▶ _Instructions to follow_
Any picture among the records should be left out, please; retype the rest exactly.

▶ _Provided entries_
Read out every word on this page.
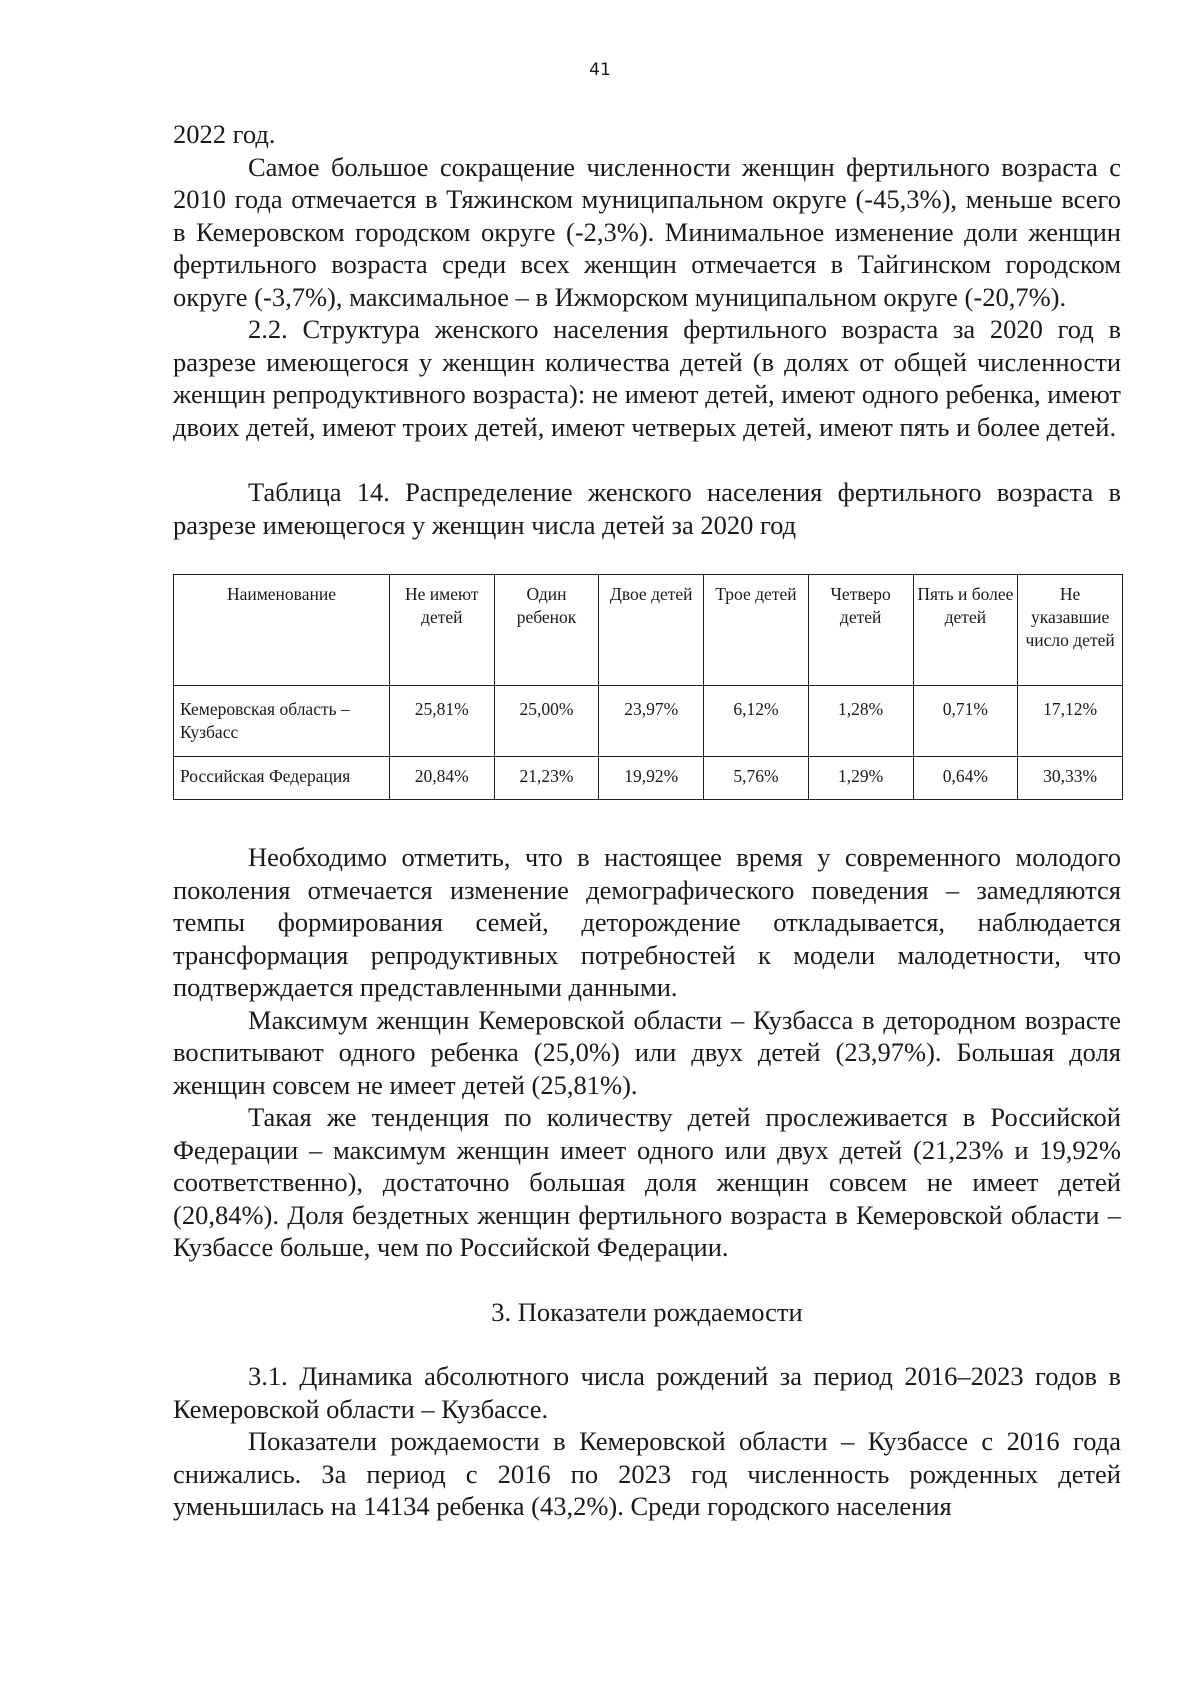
41

2022 год.

Самое большое сокращение численности женщин фертильного возраста с 2010 года отмечается в Тяжинском муниципальном округе (-45,3%), меньше всего в Кемеровском городском округе (-2,3%). Минимальное изменение доли женщин фертильного возраста среди всех женщин отмечается в Тайгинском городском округе (-3,7%), максимальное – в Ижморском муниципальном округе (-20,7%).

2.2. Структура женского населения фертильного возраста за 2020 год в разрезе имеющегося у женщин количества детей (в долях от общей численности женщин репродуктивного возраста): не имеют детей, имеют одного ребенка, имеют двоих детей, имеют троих детей, имеют четверых детей, имеют пять и более детей.

Таблица 14. Распределение женского населения фертильного возраста в разрезе имеющегося у женщин числа детей за 2020 год

Наименование	Не имеют детей	Один ребенок	Двое детей	Трое детей	Четверо детей	Пять и более детей	Не указавшие число детей
Кемеровская область – Кузбасс	25,81%	25,00%	23,97%	6,12%	1,28%	0,71%	17,12%
Российская Федерация	20,84%	21,23%	19,92%	5,76%	1,29%	0,64%	30,33%

Необходимо отметить, что в настоящее время у современного молодого поколения отмечается изменение демографического поведения – замедляются темпы формирования семей, деторождение откладывается, наблюдается трансформация репродуктивных потребностей к модели малодетности, что подтверждается представленными данными.

Максимум женщин Кемеровской области – Кузбасса в детородном возрасте воспитывают одного ребенка (25,0%) или двух детей (23,97%). Большая доля женщин совсем не имеет детей (25,81%).

Такая же тенденция по количеству детей прослеживается в Российской Федерации – максимум женщин имеет одного или двух детей (21,23% и 19,92% соответственно), достаточно большая доля женщин совсем не имеет детей (20,84%). Доля бездетных женщин фертильного возраста в Кемеровской области – Кузбассе больше, чем по Российской Федерации.

3. Показатели рождаемости

3.1. Динамика абсолютного числа рождений за период 2016–2023 годов в Кемеровской области – Кузбассе.

Показатели рождаемости в Кемеровской области – Кузбассе с 2016 года снижались. За период с 2016 по 2023 год численность рожденных детей уменьшилась на 14134 ребенка (43,2%). Среди городского населения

▶ _Answer to the task_
Read out every word on this page.
41

2022 год.

Самое большое сокращение численности женщин фертильного возраста с 2010 года отмечается в Тяжинском муниципальном округе (-45,3%), меньше всего в Кемеровском городском округе (-2,3%). Минимальное изменение доли женщин фертильного возраста среди всех женщин отмечается в Тайгинском городском округе (-3,7%), максимальное – в Ижморском муниципальном округе (-20,7%).

2.2. Структура женского населения фертильного возраста за 2020 год в разрезе имеющегося у женщин количества детей (в долях от общей численности женщин репродуктивного возраста): не имеют детей, имеют одного ребенка, имеют двоих детей, имеют троих детей, имеют четверых детей, имеют пять и более детей.

Таблица 14. Распределение женского населения фертильного возраста в разрезе имеющегося у женщин числа детей за 2020 год

Наименование	Не имеют детей	Один ребенок	Двое детей	Трое детей	Четверо детей	Пять и более детей	Не указавшие число детей
Кемеровская область – Кузбасс	25,81%	25,00%	23,97%	6,12%	1,28%	0,71%	17,12%
Российская Федерация	20,84%	21,23%	19,92%	5,76%	1,29%	0,64%	30,33%

Необходимо отметить, что в настоящее время у современного молодого поколения отмечается изменение демографического поведения – замедляются темпы формирования семей, деторождение откладывается, наблюдается трансформация репродуктивных потребностей к модели малодетности, что подтверждается представленными данными.

Максимум женщин Кемеровской области – Кузбасса в детородном возрасте воспитывают одного ребенка (25,0%) или двух детей (23,97%). Большая доля женщин совсем не имеет детей (25,81%).

Такая же тенденция по количеству детей прослеживается в Российской Федерации – максимум женщин имеет одного или двух детей (21,23% и 19,92% соответственно), достаточно большая доля женщин совсем не имеет детей (20,84%). Доля бездетных женщин фертильного возраста в Кемеровской области – Кузбассе больше, чем по Российской Федерации.

3. Показатели рождаемости

3.1. Динамика абсолютного числа рождений за период 2016–2023 годов в Кемеровской области – Кузбассе.

Показатели рождаемости в Кемеровской области – Кузбассе с 2016 года снижались. За период с 2016 по 2023 год численность рожденных детей уменьшилась на 14134 ребенка (43,2%). Среди городского населения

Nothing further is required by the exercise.